**Text section**
------

Set up: Install Packages
Packages only need to be installed once, you can skip this step after the first time:
R
- neonUtilities: Basic functions for accessing NEON data
- tidyverse: Collection of R packages designed for data science
install.packages("neonUtilities")
install.packages("tidyverse")
Python
- os: Module allowing interaction with user’s operating system
- pandas: Module for working with data frames
- neonutilities: Basic functions for accessing NEON data
- matplotlib: Functions for plotting
pip install os
pip install pandas
pip install neonutilities
pip install matplotlib
Additional Resources
- Tutorial for using neonUtilities from both R and Python environments.
- GitHub repository for neonUtilities
- neonUtilities cheat sheet. A quick reference guide for users.
Set up: Load Packages
R
library(neonUtilities)
library(tidyverse)
Python
import os
import pandas as pd
import neonutilities as nu
import matplotlib.pyplot as plt
Set NEON Data Portal API Token
It is recommended that NEON data users have a NEON Data Portal API token set as an environment variable. See this tutorial. for instructions on obtaining a NEON API token.
R
Sys.setenv(NEON_PAT="YOUR_API_TOKEN_HERE")
Python
os.environ.setdefault('NEON_PAT',"YOUR_API_TOKEN_HERE")
Download Data Product
In this tutorial, we will focus on a single site, Lower Hop Brook
(HOPB) in NEON Domain 01, but the workflow can be replicated for any
site at which continuous discharge is published by changing the
site input variable. Visit the
NEON
Data Portal landing page for this data product for an availability
chart showing all the sites for which Continuous discharge is published
and the period of record for each site.

------

[Records from a data source]
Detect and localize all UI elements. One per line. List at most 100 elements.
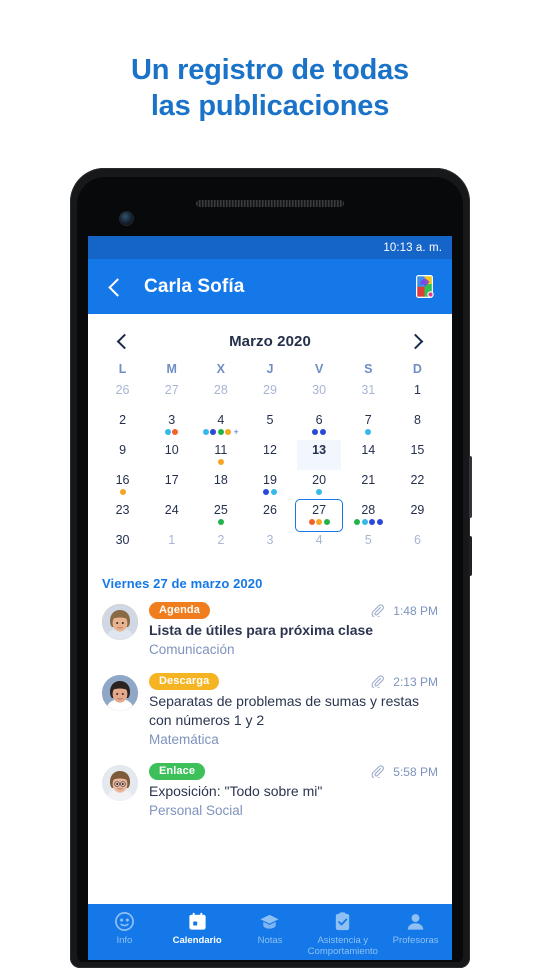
paperclip-icon (371, 765, 385, 780)
calendar-day-cell[interactable]: 19 (245, 470, 294, 500)
calendar-day-cell[interactable]: 15 (393, 440, 442, 470)
calendar-weekday-V: V (314, 362, 324, 376)
calendar-day-number: 4 (315, 533, 323, 547)
calendar-day-cell[interactable]: 8 (393, 410, 442, 440)
calendar-day-cell[interactable]: 6 (295, 410, 344, 440)
calendar-day-number: 20 (312, 473, 327, 487)
calendar-day-cell[interactable]: 2 (196, 530, 245, 560)
calendar-day-cell[interactable]: 12 (245, 440, 294, 470)
post-title: Lista de útiles para próxima clase (149, 622, 374, 638)
post-item[interactable]: Agenda 1:48 PM Lista de útiles para próxim… (102, 602, 438, 659)
calendar-day-cell[interactable]: 7 (344, 410, 393, 440)
calendar-day-cell[interactable]: 3 (147, 410, 196, 440)
event-dot-green (217, 429, 224, 435)
calendar-day-cell[interactable]: 17 (147, 470, 196, 500)
power-button[interactable] (469, 456, 472, 518)
nav-item-notas[interactable]: Notas (234, 911, 307, 946)
calendar-day-cell[interactable]: 26 (98, 380, 147, 410)
post-item[interactable]: Enlace 5:58 PM Exposición: "Todo sobre mi"… (102, 763, 438, 820)
post-body: Agenda 1:48 PM Lista de útiles para próxim… (149, 602, 438, 659)
calendar-day-cell[interactable]: 9 (98, 440, 147, 470)
calendar-day-cell[interactable]: 4 + (196, 410, 245, 440)
post-item[interactable]: Descarga 2:13 PM Separatas de problemas de… (102, 673, 438, 749)
calendar-day-cell[interactable]: 6 (393, 530, 442, 560)
promo-line-1: Un registro de todas (131, 54, 409, 86)
calendar-day-number: 8 (413, 413, 421, 427)
calendar-day-event-dots (354, 519, 383, 525)
calendar-day-event-dots (217, 519, 224, 525)
calendar-day-cell[interactable]: 23 (98, 500, 147, 530)
calendar-day-cell[interactable]: 3 (245, 530, 294, 560)
calendar-prev-month-button[interactable] (112, 330, 134, 352)
nav-item-asistencia[interactable]: Asistencia y Comportamiento (306, 911, 379, 957)
calendar-day-cell[interactable]: 5 (344, 530, 393, 560)
calendar-day-cell[interactable]: 27 (295, 500, 344, 530)
post-time: 2:13 PM (393, 674, 438, 689)
nav-item-profesoras[interactable]: Profesoras (379, 911, 452, 946)
calendar-day-cell[interactable]: 13 (295, 440, 344, 470)
calendar-day-cell[interactable]: 29 (393, 500, 442, 530)
event-dot-cyan (270, 489, 277, 495)
calendar-day-cell[interactable]: 27 (147, 380, 196, 410)
calendar-day-cell[interactable]: 14 (344, 440, 393, 470)
calendar-day-number: 29 (263, 383, 277, 397)
graduation-cap-icon (259, 911, 280, 932)
calendar-day-cell[interactable]: 4 (295, 530, 344, 560)
calendar-day-number: 6 (315, 413, 323, 427)
calendar-day-cell[interactable]: 22 (393, 470, 442, 500)
event-dot-cyan (164, 429, 171, 435)
avatar-teacher-1 (102, 604, 138, 640)
status-bar: 10:13 a. m. (88, 236, 452, 259)
calendar-weekday-L: L (118, 362, 127, 376)
nav-item-info[interactable]: Info (88, 911, 161, 946)
calendar-day-cell[interactable]: 25 (196, 500, 245, 530)
calendar-day-number: 24 (164, 503, 179, 517)
event-dot-cyan (361, 519, 368, 525)
calendar-day-cell[interactable]: 30 (295, 380, 344, 410)
calendar-day-cell[interactable]: 1 (147, 530, 196, 560)
calendar-day-event-dots (312, 429, 326, 435)
post-body: Enlace 5:58 PM Exposición: "Todo sobre mi"… (149, 763, 438, 820)
event-dot-green (217, 519, 224, 525)
event-dot-blue (312, 429, 319, 435)
calendar-day-cell[interactable]: 29 (245, 380, 294, 410)
calendar-day-cell[interactable]: 28 (196, 380, 245, 410)
calendar-month-bar: Marzo 2020 (98, 324, 442, 362)
nav-item-calendario[interactable]: Calendario (161, 911, 234, 946)
colorful-phone-app-icon[interactable] (411, 273, 438, 300)
volume-button[interactable] (469, 536, 472, 576)
nav-item-label: Notas (257, 935, 283, 946)
calendar-next-month-button[interactable] (406, 330, 428, 352)
calendar-day-cell[interactable]: 24 (147, 500, 196, 530)
paperclip-icon (371, 675, 385, 690)
calendar-day-cell[interactable]: 16 (98, 470, 147, 500)
post-subject: Comunicación (149, 642, 235, 657)
calendar-day-cell[interactable]: 26 (245, 500, 294, 530)
calendar-day-number: 16 (115, 473, 130, 487)
calendar-day-cell[interactable]: 10 (147, 440, 196, 470)
post-header-row: Agenda 1:48 PM (149, 602, 438, 619)
calendar-widget: Marzo 2020 LMXJVSD 26 27 28 29 30 31 1 2 3 4 +5 6 7 8… (88, 314, 452, 564)
calendar-day-cell[interactable]: 21 (344, 470, 393, 500)
event-dot-cyan (365, 429, 372, 435)
clipboard-check-icon (332, 911, 353, 932)
calendar-day-cell[interactable]: 30 (98, 530, 147, 560)
event-dot-cyan (202, 429, 209, 435)
calendar-day-cell[interactable]: 28 (344, 500, 393, 530)
calendar-day-grid: 26 27 28 29 30 31 1 2 3 4 +5 6 7 8 9 10 11 12 13 14 15 16 17 18… (98, 380, 442, 560)
calendar-day-cell[interactable]: 18 (196, 470, 245, 500)
calendar-day-cell[interactable]: 5 (245, 410, 294, 440)
chevron-left-icon[interactable] (102, 274, 128, 300)
calendar-day-cell[interactable]: 20 (295, 470, 344, 500)
posts-list: Agenda 1:48 PM Lista de útiles para próxim… (102, 602, 438, 820)
calendar-weekday-S: S (364, 362, 373, 376)
more-events-plus-icon: + (233, 427, 239, 437)
event-dot-blue (369, 519, 376, 525)
post-type-badge: Agenda (149, 602, 210, 619)
nav-item-label: Asistencia y Comportamiento (307, 935, 378, 957)
nav-item-label: Info (116, 935, 133, 946)
calendar-day-cell[interactable]: 31 (344, 380, 393, 410)
calendar-day-cell[interactable]: 11 (196, 440, 245, 470)
calendar-day-cell[interactable]: 1 (393, 380, 442, 410)
calendar-day-cell[interactable]: 2 (98, 410, 147, 440)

------

**Tasks and exercises**
- 1) Return the stretch of the NEON setup tutorial from "Download Data Product" through "for each site.".
- 2) Summarize the NEON setup tutorial in two sentences.

**Answers**
- 1)
Download Data Product
In this tutorial, we will focus on a single site, Lower Hop Brook
(HOPB) in NEON Domain 01, but the workflow can be replicated for any
site at which continuous discharge is published by changing the
site input variable. Visit the
NEON
Data Portal landing page for this data product for an availability
chart showing all the sites for which Continuous discharge is published
and the period of record for each site.

- 2) The NEON setup tutorial lists the packages to install once and then load: neonUtilities and tidyverse in R, and os, pandas, neonutilities and matplotlib in Python. It recommends setting a NEON Data Portal API token as an environment variable and focuses on the Lower Hop Brook (HOPB) site in NEON Domain 01, noting that the workflow can be repeated for any site where continuous discharge is published by changing the site input variable.